* Start Material *
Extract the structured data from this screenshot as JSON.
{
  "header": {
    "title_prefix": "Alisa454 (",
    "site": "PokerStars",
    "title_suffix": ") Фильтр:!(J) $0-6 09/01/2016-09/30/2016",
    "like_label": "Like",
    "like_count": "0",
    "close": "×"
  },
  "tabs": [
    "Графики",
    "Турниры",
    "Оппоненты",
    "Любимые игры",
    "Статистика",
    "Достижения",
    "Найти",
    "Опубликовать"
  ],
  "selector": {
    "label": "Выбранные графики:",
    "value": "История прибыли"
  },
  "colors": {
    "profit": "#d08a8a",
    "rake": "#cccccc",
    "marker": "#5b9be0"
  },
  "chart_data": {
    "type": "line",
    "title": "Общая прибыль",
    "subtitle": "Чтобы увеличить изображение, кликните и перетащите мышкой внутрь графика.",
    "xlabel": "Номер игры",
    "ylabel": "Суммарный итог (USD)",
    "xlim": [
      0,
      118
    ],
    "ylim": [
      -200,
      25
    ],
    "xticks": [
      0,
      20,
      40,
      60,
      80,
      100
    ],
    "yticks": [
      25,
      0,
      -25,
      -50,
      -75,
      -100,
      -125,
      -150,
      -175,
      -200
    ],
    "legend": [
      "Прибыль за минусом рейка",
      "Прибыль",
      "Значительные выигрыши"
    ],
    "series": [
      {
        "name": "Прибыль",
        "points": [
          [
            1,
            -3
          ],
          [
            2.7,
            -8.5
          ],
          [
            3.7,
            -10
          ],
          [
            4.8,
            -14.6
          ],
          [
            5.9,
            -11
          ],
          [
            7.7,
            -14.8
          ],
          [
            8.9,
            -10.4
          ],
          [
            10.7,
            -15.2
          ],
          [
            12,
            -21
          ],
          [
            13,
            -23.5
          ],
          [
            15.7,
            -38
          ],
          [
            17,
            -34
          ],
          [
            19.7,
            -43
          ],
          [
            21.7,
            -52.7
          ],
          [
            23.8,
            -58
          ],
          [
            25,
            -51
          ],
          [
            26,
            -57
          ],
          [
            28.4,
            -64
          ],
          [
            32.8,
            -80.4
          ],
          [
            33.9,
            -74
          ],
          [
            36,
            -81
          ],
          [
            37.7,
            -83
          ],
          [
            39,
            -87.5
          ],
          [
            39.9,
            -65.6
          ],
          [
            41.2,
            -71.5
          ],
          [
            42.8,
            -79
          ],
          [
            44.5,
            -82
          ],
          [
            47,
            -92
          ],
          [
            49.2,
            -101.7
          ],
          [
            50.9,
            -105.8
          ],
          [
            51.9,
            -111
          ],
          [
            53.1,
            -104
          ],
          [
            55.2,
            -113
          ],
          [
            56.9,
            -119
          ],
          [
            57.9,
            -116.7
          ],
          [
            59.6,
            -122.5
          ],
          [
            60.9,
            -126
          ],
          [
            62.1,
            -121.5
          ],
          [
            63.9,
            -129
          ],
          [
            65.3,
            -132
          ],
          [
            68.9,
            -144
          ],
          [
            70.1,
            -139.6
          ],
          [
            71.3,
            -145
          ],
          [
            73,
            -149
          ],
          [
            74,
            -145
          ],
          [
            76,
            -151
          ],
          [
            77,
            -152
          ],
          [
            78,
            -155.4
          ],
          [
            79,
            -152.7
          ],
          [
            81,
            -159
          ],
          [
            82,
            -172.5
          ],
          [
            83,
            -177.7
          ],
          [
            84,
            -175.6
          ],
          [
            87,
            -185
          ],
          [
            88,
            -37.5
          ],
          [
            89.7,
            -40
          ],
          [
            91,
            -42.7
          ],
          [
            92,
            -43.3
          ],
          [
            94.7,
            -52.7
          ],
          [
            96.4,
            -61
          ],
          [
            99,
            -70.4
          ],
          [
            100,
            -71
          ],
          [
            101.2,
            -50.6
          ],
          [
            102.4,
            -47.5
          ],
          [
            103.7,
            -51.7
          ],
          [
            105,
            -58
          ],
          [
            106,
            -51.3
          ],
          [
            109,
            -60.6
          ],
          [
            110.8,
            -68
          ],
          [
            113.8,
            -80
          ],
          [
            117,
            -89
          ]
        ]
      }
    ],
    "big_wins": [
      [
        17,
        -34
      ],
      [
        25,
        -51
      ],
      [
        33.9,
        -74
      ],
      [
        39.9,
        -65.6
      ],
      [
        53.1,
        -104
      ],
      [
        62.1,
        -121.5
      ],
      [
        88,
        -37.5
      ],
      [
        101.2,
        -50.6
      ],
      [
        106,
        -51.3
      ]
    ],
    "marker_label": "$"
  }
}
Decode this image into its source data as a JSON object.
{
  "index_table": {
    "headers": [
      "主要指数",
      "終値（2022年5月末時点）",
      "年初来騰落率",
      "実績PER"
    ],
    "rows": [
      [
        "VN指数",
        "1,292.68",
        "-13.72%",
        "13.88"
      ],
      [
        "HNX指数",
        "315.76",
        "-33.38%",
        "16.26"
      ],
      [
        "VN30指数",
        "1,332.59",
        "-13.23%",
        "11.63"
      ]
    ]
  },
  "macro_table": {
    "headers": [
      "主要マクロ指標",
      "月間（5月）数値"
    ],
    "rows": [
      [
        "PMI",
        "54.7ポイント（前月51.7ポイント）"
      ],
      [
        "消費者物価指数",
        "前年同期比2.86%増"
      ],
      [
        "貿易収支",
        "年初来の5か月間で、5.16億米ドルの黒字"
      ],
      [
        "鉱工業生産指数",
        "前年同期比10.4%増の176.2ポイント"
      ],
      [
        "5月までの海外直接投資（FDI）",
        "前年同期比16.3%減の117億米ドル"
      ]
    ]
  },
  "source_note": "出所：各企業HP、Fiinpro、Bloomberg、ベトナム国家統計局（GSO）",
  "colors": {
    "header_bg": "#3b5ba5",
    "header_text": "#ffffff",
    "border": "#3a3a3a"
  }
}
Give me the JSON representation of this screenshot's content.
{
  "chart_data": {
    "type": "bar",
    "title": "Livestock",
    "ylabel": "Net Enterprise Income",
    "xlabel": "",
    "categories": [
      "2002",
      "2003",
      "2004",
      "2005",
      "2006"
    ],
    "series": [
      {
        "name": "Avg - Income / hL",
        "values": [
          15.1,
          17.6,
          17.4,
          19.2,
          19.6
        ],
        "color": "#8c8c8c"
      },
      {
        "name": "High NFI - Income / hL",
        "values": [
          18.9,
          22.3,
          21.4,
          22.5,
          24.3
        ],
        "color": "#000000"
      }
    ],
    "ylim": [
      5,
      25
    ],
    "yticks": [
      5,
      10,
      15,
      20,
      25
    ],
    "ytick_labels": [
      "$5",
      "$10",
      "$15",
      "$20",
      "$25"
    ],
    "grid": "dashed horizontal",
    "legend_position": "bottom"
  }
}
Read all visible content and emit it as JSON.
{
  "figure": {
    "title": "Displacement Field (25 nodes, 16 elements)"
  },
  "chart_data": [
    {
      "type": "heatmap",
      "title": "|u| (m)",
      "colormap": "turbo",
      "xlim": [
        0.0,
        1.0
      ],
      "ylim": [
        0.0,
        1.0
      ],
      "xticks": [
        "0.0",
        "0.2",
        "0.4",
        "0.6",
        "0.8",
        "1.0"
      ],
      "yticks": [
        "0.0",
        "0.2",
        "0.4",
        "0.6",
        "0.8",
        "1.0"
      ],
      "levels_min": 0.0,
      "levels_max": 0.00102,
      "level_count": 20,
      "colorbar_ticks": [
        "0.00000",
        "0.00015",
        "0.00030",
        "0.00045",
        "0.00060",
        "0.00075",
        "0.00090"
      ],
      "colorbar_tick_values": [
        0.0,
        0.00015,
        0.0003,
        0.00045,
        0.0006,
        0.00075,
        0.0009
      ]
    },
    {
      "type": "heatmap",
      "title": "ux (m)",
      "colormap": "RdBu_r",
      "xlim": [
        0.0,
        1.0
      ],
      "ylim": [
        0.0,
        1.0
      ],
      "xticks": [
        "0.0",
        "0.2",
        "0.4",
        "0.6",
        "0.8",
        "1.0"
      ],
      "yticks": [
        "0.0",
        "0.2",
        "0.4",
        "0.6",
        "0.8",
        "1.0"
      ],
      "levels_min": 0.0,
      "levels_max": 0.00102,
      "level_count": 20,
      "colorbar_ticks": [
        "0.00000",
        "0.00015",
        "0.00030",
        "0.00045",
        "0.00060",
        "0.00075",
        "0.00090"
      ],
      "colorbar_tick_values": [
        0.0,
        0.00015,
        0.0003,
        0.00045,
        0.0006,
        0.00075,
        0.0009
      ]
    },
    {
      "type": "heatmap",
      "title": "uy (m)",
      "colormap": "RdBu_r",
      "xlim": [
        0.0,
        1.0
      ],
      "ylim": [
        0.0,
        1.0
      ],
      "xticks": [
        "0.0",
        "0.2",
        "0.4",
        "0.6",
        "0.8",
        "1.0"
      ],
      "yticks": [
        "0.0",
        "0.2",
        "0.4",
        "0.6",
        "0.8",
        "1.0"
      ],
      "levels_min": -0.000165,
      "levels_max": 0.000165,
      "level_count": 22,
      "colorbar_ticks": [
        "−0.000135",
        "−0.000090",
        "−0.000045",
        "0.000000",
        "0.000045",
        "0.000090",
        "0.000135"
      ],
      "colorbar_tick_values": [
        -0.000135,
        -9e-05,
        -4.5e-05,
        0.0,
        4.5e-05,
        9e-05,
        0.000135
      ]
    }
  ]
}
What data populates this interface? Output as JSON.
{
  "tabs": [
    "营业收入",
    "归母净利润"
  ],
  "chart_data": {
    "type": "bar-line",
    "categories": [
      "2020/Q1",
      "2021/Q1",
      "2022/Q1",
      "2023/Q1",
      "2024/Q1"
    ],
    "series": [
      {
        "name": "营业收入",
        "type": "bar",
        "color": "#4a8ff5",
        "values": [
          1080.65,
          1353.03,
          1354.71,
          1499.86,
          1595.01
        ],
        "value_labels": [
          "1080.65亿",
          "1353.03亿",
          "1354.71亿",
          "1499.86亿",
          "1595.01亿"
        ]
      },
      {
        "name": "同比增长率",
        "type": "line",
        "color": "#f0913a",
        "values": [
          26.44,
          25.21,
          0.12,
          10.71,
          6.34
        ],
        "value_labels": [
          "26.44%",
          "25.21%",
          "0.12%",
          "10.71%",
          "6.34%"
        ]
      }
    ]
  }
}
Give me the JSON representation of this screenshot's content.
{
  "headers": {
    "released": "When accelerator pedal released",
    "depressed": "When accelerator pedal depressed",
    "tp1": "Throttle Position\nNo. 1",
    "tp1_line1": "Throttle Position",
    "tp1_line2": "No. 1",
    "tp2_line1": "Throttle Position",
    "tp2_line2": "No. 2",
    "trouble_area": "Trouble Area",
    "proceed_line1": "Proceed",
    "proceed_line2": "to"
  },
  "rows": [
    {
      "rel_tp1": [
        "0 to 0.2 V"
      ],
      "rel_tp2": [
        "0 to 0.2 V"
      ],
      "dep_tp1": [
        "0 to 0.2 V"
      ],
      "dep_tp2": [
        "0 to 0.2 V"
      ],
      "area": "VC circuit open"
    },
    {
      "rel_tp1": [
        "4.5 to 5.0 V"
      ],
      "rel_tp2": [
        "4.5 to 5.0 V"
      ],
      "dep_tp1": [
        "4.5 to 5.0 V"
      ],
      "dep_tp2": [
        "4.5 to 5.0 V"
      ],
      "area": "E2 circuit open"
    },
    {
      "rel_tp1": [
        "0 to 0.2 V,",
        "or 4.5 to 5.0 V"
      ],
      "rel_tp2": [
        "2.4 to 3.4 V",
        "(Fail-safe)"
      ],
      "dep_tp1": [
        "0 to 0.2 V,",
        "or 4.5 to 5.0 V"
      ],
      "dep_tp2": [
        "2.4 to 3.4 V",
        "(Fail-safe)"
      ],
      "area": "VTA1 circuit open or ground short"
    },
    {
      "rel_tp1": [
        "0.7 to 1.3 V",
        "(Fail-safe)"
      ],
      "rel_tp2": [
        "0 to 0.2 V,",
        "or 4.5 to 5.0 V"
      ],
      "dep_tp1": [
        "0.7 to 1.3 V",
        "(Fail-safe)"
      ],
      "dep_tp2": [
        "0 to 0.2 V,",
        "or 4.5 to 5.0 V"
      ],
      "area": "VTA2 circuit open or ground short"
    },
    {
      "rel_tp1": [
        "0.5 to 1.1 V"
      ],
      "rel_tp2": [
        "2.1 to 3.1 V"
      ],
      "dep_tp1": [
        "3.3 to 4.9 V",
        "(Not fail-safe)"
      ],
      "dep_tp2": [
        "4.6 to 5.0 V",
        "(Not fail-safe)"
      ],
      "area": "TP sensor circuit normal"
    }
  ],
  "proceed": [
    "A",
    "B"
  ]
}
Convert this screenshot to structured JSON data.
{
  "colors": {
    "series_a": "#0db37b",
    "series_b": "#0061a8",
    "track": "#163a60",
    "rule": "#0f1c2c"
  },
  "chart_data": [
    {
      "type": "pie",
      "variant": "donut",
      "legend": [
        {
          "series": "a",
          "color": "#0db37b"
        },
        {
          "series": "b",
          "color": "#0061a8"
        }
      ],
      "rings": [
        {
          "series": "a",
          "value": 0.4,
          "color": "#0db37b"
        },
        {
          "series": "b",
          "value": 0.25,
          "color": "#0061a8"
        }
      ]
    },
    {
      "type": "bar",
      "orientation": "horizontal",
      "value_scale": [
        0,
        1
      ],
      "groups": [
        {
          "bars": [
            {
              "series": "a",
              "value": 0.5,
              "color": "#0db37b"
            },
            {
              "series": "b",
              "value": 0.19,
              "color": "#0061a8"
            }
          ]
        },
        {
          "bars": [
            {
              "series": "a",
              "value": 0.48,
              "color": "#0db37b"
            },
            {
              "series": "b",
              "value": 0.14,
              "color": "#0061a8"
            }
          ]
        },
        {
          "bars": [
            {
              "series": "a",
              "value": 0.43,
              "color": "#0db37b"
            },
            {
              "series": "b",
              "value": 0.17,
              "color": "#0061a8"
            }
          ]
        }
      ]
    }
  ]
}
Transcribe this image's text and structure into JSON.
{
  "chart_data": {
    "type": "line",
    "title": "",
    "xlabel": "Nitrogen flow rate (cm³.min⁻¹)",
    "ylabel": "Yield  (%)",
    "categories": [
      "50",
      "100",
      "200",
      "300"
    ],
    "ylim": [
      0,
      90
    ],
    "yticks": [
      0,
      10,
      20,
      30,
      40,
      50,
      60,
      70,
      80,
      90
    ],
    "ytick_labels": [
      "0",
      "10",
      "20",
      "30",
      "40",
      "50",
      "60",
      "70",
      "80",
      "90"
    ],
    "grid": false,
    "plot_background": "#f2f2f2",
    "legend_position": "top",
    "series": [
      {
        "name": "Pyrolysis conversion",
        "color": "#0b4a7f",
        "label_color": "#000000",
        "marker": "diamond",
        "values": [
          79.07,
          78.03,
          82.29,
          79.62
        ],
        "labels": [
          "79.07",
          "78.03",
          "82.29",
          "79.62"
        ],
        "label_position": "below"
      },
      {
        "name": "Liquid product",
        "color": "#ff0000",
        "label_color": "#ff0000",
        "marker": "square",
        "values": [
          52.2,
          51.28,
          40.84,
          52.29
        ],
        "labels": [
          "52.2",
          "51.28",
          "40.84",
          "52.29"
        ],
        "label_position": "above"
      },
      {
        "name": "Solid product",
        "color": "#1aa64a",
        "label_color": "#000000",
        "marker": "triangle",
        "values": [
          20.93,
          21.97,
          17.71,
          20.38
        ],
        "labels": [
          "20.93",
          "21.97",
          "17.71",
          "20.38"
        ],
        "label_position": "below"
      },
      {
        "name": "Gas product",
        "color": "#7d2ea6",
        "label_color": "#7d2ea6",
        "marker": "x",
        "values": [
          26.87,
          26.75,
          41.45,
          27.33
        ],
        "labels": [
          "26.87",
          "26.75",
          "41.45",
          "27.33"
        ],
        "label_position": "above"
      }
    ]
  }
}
* End Material *
What the exercise asks -
Read the entries and pick out all lines that include the word "pedal".

The result -
    "released": "When accelerator pedal released",
    "depressed": "When accelerator pedal depressed",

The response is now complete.